start Information given

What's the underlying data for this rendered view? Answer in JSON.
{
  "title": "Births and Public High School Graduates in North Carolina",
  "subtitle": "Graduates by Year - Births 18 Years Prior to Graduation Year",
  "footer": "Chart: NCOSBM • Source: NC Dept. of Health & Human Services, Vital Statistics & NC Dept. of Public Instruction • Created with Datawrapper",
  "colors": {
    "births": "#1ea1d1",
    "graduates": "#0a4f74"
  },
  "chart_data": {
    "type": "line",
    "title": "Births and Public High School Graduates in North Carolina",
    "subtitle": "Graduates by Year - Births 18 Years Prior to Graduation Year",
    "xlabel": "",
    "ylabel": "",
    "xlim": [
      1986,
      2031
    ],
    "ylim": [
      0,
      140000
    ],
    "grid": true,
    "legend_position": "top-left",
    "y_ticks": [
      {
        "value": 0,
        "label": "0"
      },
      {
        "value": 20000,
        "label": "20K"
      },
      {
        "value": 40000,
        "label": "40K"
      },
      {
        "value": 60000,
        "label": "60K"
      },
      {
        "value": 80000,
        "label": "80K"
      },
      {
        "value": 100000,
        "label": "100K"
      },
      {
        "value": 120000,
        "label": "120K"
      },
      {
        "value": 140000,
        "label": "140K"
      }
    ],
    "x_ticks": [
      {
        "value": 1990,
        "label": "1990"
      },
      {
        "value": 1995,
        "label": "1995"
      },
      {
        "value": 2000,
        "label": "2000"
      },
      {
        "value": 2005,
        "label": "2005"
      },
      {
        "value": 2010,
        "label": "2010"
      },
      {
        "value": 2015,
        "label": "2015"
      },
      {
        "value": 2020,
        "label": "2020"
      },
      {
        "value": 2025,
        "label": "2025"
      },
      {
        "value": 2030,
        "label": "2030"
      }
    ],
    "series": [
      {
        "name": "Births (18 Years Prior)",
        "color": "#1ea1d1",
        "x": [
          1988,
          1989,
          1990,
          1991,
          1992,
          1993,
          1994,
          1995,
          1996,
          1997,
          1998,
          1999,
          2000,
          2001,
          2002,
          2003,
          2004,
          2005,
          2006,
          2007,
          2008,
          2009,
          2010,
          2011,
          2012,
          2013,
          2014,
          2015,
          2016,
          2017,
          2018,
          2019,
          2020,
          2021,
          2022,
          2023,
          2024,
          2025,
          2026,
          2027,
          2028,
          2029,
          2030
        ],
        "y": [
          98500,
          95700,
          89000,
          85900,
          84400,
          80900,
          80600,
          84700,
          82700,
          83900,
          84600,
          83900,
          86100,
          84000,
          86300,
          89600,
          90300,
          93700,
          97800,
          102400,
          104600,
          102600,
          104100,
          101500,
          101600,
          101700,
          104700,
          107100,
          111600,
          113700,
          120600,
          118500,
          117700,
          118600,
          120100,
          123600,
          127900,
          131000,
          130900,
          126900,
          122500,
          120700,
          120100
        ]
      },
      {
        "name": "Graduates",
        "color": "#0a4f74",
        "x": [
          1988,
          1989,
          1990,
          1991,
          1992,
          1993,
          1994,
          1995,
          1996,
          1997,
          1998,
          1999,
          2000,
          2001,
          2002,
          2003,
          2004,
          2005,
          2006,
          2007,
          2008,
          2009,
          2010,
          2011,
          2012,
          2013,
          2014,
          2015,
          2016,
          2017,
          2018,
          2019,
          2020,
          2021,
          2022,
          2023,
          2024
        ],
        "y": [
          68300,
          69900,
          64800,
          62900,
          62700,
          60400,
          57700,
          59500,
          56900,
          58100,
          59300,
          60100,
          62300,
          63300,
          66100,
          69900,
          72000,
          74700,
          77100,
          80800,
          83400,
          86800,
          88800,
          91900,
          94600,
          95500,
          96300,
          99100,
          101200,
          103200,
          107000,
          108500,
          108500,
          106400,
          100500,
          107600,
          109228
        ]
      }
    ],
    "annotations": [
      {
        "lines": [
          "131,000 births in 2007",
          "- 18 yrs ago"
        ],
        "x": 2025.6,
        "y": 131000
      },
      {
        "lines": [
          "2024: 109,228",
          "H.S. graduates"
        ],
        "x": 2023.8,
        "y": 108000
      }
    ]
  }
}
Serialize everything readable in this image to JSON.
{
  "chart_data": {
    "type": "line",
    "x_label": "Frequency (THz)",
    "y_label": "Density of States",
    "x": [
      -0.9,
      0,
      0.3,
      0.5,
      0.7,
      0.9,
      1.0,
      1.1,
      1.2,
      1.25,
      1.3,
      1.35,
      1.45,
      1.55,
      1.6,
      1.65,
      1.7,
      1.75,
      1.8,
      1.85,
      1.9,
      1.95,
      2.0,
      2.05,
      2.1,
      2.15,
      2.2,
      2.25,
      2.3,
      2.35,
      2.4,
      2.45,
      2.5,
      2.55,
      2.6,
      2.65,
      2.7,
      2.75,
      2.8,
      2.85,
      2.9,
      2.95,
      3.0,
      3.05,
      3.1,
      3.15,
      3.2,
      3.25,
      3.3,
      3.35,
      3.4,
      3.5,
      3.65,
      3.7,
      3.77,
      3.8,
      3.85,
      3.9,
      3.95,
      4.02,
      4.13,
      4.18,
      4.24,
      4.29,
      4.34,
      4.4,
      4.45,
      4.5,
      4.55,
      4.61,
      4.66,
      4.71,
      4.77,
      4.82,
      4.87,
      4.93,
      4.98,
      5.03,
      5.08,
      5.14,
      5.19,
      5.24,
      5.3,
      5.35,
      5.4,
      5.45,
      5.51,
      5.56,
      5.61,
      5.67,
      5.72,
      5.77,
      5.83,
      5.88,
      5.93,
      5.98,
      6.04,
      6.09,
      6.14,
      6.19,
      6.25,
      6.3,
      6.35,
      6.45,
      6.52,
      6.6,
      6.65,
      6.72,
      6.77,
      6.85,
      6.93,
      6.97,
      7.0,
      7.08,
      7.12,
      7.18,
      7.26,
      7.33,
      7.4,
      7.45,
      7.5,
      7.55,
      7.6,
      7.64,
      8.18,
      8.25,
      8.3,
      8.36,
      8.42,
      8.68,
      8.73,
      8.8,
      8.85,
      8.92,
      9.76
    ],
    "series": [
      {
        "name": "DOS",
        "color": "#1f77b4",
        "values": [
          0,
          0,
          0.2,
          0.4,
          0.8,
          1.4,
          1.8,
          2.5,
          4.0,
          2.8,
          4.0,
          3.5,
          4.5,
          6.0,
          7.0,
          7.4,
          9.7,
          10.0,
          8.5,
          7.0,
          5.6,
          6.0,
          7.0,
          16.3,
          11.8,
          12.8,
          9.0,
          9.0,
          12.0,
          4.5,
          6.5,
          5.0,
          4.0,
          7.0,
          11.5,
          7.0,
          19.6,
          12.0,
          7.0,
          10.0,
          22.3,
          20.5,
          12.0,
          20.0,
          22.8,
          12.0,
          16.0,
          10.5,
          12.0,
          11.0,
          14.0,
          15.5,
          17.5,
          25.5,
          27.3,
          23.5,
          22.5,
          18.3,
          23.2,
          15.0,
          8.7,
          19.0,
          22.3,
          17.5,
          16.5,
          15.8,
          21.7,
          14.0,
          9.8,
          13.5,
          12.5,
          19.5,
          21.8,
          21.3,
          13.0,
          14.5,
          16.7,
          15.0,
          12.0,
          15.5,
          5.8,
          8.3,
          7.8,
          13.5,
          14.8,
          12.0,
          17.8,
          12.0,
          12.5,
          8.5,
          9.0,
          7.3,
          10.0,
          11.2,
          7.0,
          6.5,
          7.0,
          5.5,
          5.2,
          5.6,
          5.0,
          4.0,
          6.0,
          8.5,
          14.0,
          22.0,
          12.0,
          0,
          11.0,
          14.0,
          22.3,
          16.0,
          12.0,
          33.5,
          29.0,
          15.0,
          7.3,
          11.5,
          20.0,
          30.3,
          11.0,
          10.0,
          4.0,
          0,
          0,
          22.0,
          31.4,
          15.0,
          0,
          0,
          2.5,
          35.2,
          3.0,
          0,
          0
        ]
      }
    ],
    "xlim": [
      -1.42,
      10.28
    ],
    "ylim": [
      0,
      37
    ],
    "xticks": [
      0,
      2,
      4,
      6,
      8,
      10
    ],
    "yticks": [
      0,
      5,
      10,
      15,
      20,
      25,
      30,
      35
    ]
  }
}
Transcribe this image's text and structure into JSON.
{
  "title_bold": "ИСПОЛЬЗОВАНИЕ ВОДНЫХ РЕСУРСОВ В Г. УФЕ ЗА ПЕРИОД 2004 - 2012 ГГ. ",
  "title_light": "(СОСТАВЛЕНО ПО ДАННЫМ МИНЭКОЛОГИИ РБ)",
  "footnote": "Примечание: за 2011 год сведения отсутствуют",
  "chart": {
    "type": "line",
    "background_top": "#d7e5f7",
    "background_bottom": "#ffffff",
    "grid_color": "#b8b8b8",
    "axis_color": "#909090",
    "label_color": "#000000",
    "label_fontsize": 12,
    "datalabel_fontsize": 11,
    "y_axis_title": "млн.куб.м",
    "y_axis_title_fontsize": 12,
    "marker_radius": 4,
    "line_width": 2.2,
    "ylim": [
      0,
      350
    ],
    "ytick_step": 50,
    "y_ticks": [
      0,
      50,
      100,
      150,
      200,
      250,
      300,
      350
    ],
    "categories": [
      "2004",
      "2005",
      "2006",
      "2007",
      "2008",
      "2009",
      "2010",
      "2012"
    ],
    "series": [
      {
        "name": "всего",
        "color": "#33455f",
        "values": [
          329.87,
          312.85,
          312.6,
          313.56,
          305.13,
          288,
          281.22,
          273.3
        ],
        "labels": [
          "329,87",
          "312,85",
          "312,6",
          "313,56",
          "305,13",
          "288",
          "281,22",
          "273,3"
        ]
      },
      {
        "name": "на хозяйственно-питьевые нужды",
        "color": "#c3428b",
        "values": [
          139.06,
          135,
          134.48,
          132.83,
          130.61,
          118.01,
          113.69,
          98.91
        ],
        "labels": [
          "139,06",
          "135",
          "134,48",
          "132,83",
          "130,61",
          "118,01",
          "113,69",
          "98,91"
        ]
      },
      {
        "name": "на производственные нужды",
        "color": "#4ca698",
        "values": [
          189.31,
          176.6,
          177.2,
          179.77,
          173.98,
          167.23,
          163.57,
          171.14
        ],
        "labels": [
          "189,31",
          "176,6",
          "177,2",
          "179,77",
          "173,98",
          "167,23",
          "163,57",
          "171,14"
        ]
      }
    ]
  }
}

end Information given

Above are the entries; count how many of their lines contain the word "Carolina" and give only that number.

2